*To be done*. Which lines hold the word "name"? Copy each one.

⟨

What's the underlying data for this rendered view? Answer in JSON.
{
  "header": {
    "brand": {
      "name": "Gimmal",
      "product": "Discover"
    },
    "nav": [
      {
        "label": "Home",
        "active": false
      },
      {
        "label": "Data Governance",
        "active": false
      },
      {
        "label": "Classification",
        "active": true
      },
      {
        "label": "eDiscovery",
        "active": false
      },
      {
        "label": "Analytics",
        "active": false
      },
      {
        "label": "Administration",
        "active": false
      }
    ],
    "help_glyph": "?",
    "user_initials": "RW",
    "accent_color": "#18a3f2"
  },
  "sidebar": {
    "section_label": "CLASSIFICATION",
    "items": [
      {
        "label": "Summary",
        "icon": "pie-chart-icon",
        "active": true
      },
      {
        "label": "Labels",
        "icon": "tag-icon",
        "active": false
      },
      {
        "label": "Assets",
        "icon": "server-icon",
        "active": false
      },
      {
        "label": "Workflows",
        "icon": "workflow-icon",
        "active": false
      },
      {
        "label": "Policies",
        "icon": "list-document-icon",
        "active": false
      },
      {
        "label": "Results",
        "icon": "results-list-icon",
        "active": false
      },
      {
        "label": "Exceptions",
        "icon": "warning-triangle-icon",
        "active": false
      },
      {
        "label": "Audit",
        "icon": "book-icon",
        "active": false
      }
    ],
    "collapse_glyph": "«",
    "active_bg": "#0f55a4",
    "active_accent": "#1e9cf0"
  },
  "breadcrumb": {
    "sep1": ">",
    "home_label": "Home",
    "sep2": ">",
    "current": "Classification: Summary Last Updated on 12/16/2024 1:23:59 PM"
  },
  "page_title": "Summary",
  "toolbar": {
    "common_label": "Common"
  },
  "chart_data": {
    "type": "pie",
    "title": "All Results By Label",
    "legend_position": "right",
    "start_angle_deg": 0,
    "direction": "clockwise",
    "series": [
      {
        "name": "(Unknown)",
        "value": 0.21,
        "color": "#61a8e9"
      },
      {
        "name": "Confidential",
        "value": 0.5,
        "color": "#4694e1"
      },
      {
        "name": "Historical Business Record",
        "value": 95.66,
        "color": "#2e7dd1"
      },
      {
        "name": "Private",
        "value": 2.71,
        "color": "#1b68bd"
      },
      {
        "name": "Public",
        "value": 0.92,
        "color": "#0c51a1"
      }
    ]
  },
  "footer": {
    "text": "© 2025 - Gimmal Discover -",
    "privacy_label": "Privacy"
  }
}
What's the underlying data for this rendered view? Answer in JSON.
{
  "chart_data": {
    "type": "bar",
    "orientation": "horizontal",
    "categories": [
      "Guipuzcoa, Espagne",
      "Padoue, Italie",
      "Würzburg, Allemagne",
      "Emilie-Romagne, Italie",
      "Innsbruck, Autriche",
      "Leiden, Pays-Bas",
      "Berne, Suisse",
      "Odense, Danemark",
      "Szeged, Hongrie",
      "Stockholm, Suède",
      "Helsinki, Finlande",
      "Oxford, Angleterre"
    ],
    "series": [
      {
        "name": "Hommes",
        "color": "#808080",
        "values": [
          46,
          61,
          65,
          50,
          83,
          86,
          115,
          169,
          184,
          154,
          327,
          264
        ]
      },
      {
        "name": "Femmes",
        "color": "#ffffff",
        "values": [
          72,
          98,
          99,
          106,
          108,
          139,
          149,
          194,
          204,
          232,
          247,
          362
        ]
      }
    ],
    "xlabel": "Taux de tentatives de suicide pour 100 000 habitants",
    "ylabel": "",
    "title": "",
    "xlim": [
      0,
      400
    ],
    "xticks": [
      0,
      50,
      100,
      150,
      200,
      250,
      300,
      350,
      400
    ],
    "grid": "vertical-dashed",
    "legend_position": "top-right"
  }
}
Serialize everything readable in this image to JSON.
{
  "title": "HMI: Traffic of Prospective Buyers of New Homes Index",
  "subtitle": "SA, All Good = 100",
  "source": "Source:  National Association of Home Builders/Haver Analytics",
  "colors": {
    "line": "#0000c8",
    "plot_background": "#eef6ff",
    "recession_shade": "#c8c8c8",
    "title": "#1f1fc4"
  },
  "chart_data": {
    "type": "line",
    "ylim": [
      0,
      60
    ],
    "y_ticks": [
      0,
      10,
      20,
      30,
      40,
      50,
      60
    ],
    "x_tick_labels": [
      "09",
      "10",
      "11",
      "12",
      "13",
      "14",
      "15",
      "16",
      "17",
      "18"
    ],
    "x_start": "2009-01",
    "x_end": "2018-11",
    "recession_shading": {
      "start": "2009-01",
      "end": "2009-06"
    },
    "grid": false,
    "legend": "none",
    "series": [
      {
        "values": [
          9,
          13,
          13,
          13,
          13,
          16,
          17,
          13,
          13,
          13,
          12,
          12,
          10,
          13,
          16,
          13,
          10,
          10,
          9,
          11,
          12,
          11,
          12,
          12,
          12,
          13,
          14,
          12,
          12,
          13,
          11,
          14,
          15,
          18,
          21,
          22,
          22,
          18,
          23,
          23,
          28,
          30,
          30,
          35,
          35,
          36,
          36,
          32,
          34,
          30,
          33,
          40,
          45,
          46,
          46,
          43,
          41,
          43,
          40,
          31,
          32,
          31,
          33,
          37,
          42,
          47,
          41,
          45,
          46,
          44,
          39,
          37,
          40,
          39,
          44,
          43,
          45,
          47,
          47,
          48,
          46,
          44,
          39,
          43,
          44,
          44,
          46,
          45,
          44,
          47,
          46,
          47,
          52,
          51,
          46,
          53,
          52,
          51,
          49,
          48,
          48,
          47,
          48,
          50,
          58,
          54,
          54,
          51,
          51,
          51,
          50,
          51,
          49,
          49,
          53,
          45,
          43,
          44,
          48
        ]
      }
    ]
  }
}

⟩

*Result of the exercise*.
      "name": "Gimmal",
        "name": "(Unknown)",
        "name": "Confidential",
        "name": "Historical Business Record",
        "name": "Private",
        "name": "Public",
        "name": "Hommes",
        "name": "Femmes",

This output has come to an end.